**Input material:**
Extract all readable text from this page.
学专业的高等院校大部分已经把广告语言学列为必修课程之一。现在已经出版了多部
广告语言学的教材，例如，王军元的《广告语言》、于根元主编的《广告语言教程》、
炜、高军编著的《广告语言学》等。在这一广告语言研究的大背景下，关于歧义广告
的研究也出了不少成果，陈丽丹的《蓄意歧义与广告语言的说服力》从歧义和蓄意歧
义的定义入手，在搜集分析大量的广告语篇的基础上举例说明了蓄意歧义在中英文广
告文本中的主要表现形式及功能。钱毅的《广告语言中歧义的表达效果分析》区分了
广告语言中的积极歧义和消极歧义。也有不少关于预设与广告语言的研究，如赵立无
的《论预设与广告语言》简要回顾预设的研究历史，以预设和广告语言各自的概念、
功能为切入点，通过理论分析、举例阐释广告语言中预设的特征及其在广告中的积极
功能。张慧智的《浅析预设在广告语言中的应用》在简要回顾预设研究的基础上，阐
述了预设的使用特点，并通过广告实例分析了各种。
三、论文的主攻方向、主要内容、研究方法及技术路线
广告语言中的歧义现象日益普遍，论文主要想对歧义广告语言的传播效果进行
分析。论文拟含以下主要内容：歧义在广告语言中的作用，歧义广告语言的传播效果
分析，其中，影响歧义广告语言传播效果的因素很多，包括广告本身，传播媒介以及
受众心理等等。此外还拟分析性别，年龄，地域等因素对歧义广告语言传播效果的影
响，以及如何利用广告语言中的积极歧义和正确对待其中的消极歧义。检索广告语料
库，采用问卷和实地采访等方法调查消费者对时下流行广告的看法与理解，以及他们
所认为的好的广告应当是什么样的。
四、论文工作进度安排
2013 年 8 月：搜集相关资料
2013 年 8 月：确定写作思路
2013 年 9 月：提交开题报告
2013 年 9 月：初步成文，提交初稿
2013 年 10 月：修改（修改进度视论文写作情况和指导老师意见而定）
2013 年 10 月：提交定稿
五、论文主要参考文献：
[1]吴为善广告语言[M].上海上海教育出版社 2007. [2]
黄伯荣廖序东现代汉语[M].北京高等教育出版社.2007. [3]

**Exercise prompt:** Write out the full set of records exactly as given.

**Problem solution:**
Extract all readable text from this page.
学专业的高等院校大部分已经把广告语言学列为必修课程之一。现在已经出版了多部
广告语言学的教材，例如，王军元的《广告语言》、于根元主编的《广告语言教程》、
炜、高军编著的《广告语言学》等。在这一广告语言研究的大背景下，关于歧义广告
的研究也出了不少成果，陈丽丹的《蓄意歧义与广告语言的说服力》从歧义和蓄意歧
义的定义入手，在搜集分析大量的广告语篇的基础上举例说明了蓄意歧义在中英文广
告文本中的主要表现形式及功能。钱毅的《广告语言中歧义的表达效果分析》区分了
广告语言中的积极歧义和消极歧义。也有不少关于预设与广告语言的研究，如赵立无
的《论预设与广告语言》简要回顾预设的研究历史，以预设和广告语言各自的概念、
功能为切入点，通过理论分析、举例阐释广告语言中预设的特征及其在广告中的积极
功能。张慧智的《浅析预设在广告语言中的应用》在简要回顾预设研究的基础上，阐
述了预设的使用特点，并通过广告实例分析了各种。
三、论文的主攻方向、主要内容、研究方法及技术路线
广告语言中的歧义现象日益普遍，论文主要想对歧义广告语言的传播效果进行
分析。论文拟含以下主要内容：歧义在广告语言中的作用，歧义广告语言的传播效果
分析，其中，影响歧义广告语言传播效果的因素很多，包括广告本身，传播媒介以及
受众心理等等。此外还拟分析性别，年龄，地域等因素对歧义广告语言传播效果的影
响，以及如何利用广告语言中的积极歧义和正确对待其中的消极歧义。检索广告语料
库，采用问卷和实地采访等方法调查消费者对时下流行广告的看法与理解，以及他们
所认为的好的广告应当是什么样的。
四、论文工作进度安排
2013 年 8 月：搜集相关资料
2013 年 8 月：确定写作思路
2013 年 9 月：提交开题报告
2013 年 9 月：初步成文，提交初稿
2013 年 10 月：修改（修改进度视论文写作情况和指导老师意见而定）
2013 年 10 月：提交定稿
五、论文主要参考文献：
[1]吴为善广告语言[M].上海上海教育出版社 2007. [2]
黄伯荣廖序东现代汉语[M].北京高等教育出版社.2007. [3]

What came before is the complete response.